MATERIAL PROVIDED:

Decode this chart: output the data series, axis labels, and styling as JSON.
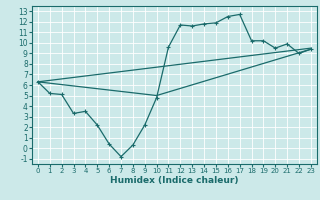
{
  "xlabel": "Humidex (Indice chaleur)",
  "bg_color": "#cce9e9",
  "line_color": "#1a6b6b",
  "xlim": [
    -0.5,
    23.5
  ],
  "ylim": [
    -1.5,
    13.5
  ],
  "xticks": [
    0,
    1,
    2,
    3,
    4,
    5,
    6,
    7,
    8,
    9,
    10,
    11,
    12,
    13,
    14,
    15,
    16,
    17,
    18,
    19,
    20,
    21,
    22,
    23
  ],
  "yticks": [
    -1,
    0,
    1,
    2,
    3,
    4,
    5,
    6,
    7,
    8,
    9,
    10,
    11,
    12,
    13
  ],
  "curve_x": [
    0,
    1,
    2,
    3,
    4,
    5,
    6,
    7,
    8,
    9,
    10,
    11,
    12,
    13,
    14,
    15,
    16,
    17,
    18,
    19,
    20,
    21,
    22,
    23
  ],
  "curve_y": [
    6.3,
    5.2,
    5.1,
    3.3,
    3.5,
    2.2,
    0.4,
    -0.8,
    0.3,
    2.2,
    4.8,
    9.6,
    11.7,
    11.6,
    11.8,
    11.9,
    12.5,
    12.7,
    10.2,
    10.2,
    9.5,
    9.9,
    9.0,
    9.4
  ],
  "line1_x": [
    0,
    23
  ],
  "line1_y": [
    6.3,
    9.5
  ],
  "line2_x": [
    0,
    10,
    23
  ],
  "line2_y": [
    6.3,
    5.0,
    9.4
  ]
}
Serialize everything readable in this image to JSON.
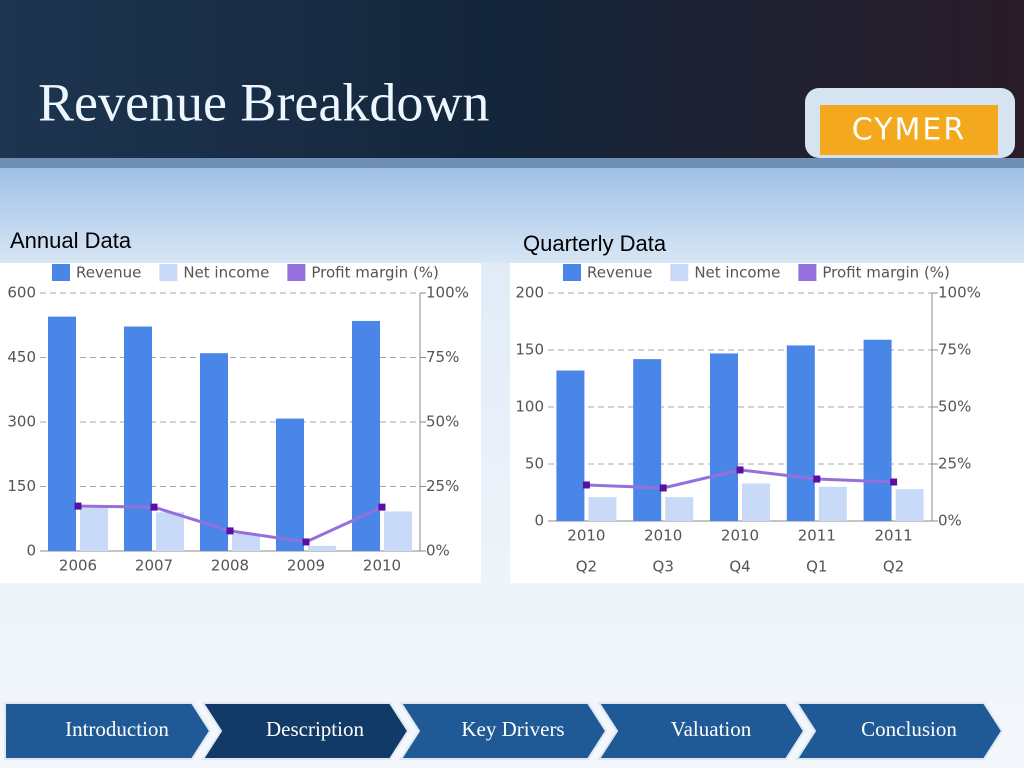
{
  "title": "Revenue Breakdown",
  "logo": "CYMER",
  "nav": [
    "Introduction",
    "Description",
    "Key Drivers",
    "Valuation",
    "Conclusion"
  ],
  "nav_active": 1,
  "chart_data": [
    {
      "type": "bar_line",
      "title": "Annual Data",
      "categories": [
        "2006",
        "2007",
        "2008",
        "2009",
        "2010"
      ],
      "series": [
        {
          "name": "Revenue",
          "color": "#4a86e8",
          "values": [
            545,
            522,
            460,
            308,
            535
          ]
        },
        {
          "name": "Net income",
          "color": "#c9daf8",
          "values": [
            100,
            90,
            40,
            12,
            92
          ]
        },
        {
          "name": "Profit margin (%)",
          "color": "#9370db",
          "marker_color": "#5a0fa0",
          "axis": "y2",
          "values": [
            17.4,
            17,
            7.8,
            3.5,
            17
          ]
        }
      ],
      "ylim": [
        0,
        600
      ],
      "yticks": [
        0,
        150,
        300,
        450,
        600
      ],
      "y2lim": [
        0,
        100
      ],
      "y2ticks": [
        {
          "value": 0,
          "label": "0%"
        },
        {
          "value": 25,
          "label": "25%"
        },
        {
          "value": 50,
          "label": "50%"
        },
        {
          "value": 75,
          "label": "75%"
        },
        {
          "value": 100,
          "label": "100%"
        }
      ],
      "grid": true,
      "legend": "top"
    },
    {
      "type": "bar_line",
      "title": "Quarterly Data",
      "categories": [
        [
          "2010",
          "Q2"
        ],
        [
          "2010",
          "Q3"
        ],
        [
          "2010",
          "Q4"
        ],
        [
          "2011",
          "Q1"
        ],
        [
          "2011",
          "Q2"
        ]
      ],
      "series": [
        {
          "name": "Revenue",
          "color": "#4a86e8",
          "values": [
            132,
            142,
            147,
            154,
            159
          ]
        },
        {
          "name": "Net income",
          "color": "#c9daf8",
          "values": [
            21,
            21,
            33,
            30,
            28
          ]
        },
        {
          "name": "Profit margin (%)",
          "color": "#9370db",
          "marker_color": "#5a0fa0",
          "axis": "y2",
          "values": [
            15.8,
            14.5,
            22.4,
            18.4,
            17.1
          ]
        }
      ],
      "ylim": [
        0,
        200
      ],
      "yticks": [
        0,
        50,
        100,
        150,
        200
      ],
      "y2lim": [
        0,
        100
      ],
      "y2ticks": [
        {
          "value": 0,
          "label": "0%"
        },
        {
          "value": 25,
          "label": "25%"
        },
        {
          "value": 50,
          "label": "50%"
        },
        {
          "value": 75,
          "label": "75%"
        },
        {
          "value": 100,
          "label": "100%"
        }
      ],
      "grid": true,
      "legend": "top"
    }
  ]
}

PROBLEM:
Omit the pictures and reproduce the listing exactly.

REPLY TO THE EXERCISE:
Decode this chart: output the data series, axis labels, and styling as JSON.
{
  "xlabel": "Humidex (Indice chaleur)",
  "bg_color": "#cce9e9",
  "line_color": "#1a6b6b",
  "xlim": [
    -0.5,
    23.5
  ],
  "ylim": [
    -1.5,
    13.5
  ],
  "xticks": [
    0,
    1,
    2,
    3,
    4,
    5,
    6,
    7,
    8,
    9,
    10,
    11,
    12,
    13,
    14,
    15,
    16,
    17,
    18,
    19,
    20,
    21,
    22,
    23
  ],
  "yticks": [
    -1,
    0,
    1,
    2,
    3,
    4,
    5,
    6,
    7,
    8,
    9,
    10,
    11,
    12,
    13
  ],
  "curve_x": [
    0,
    1,
    2,
    3,
    4,
    5,
    6,
    7,
    8,
    9,
    10,
    11,
    12,
    13,
    14,
    15,
    16,
    17,
    18,
    19,
    20,
    21,
    22,
    23
  ],
  "curve_y": [
    6.3,
    5.2,
    5.1,
    3.3,
    3.5,
    2.2,
    0.4,
    -0.8,
    0.3,
    2.2,
    4.8,
    9.6,
    11.7,
    11.6,
    11.8,
    11.9,
    12.5,
    12.7,
    10.2,
    10.2,
    9.5,
    9.9,
    9.0,
    9.4
  ],
  "line1_x": [
    0,
    23
  ],
  "line1_y": [
    6.3,
    9.5
  ],
  "line2_x": [
    0,
    10,
    23
  ],
  "line2_y": [
    6.3,
    5.0,
    9.4
  ]
}
Serialize everything readable in this image to JSON.
{
  "title": "Revenue Breakdown",
  "logo": "CYMER",
  "nav": [
    "Introduction",
    "Description",
    "Key Drivers",
    "Valuation",
    "Conclusion"
  ],
  "nav_active": 1,
  "chart_data": [
    {
      "type": "bar_line",
      "title": "Annual Data",
      "categories": [
        "2006",
        "2007",
        "2008",
        "2009",
        "2010"
      ],
      "series": [
        {
          "name": "Revenue",
          "color": "#4a86e8",
          "values": [
            545,
            522,
            460,
            308,
            535
          ]
        },
        {
          "name": "Net income",
          "color": "#c9daf8",
          "values": [
            100,
            90,
            40,
            12,
            92
          ]
        },
        {
          "name": "Profit margin (%)",
          "color": "#9370db",
          "marker_color": "#5a0fa0",
          "axis": "y2",
          "values": [
            17.4,
            17,
            7.8,
            3.5,
            17
          ]
        }
      ],
      "ylim": [
        0,
        600
      ],
      "yticks": [
        0,
        150,
        300,
        450,
        600
      ],
      "y2lim": [
        0,
        100
      ],
      "y2ticks": [
        {
          "value": 0,
          "label": "0%"
        },
        {
          "value": 25,
          "label": "25%"
        },
        {
          "value": 50,
          "label": "50%"
        },
        {
          "value": 75,
          "label": "75%"
        },
        {
          "value": 100,
          "label": "100%"
        }
      ],
      "grid": true,
      "legend": "top"
    },
    {
      "type": "bar_line",
      "title": "Quarterly Data",
      "categories": [
        [
          "2010",
          "Q2"
        ],
        [
          "2010",
          "Q3"
        ],
        [
          "2010",
          "Q4"
        ],
        [
          "2011",
          "Q1"
        ],
        [
          "2011",
          "Q2"
        ]
      ],
      "series": [
        {
          "name": "Revenue",
          "color": "#4a86e8",
          "values": [
            132,
            142,
            147,
            154,
            159
          ]
        },
        {
          "name": "Net income",
          "color": "#c9daf8",
          "values": [
            21,
            21,
            33,
            30,
            28
          ]
        },
        {
          "name": "Profit margin (%)",
          "color": "#9370db",
          "marker_color": "#5a0fa0",
          "axis": "y2",
          "values": [
            15.8,
            14.5,
            22.4,
            18.4,
            17.1
          ]
        }
      ],
      "ylim": [
        0,
        200
      ],
      "yticks": [
        0,
        50,
        100,
        150,
        200
      ],
      "y2lim": [
        0,
        100
      ],
      "y2ticks": [
        {
          "value": 0,
          "label": "0%"
        },
        {
          "value": 25,
          "label": "25%"
        },
        {
          "value": 50,
          "label": "50%"
        },
        {
          "value": 75,
          "label": "75%"
        },
        {
          "value": 100,
          "label": "100%"
        }
      ],
      "grid": true,
      "legend": "top"
    }
  ]
}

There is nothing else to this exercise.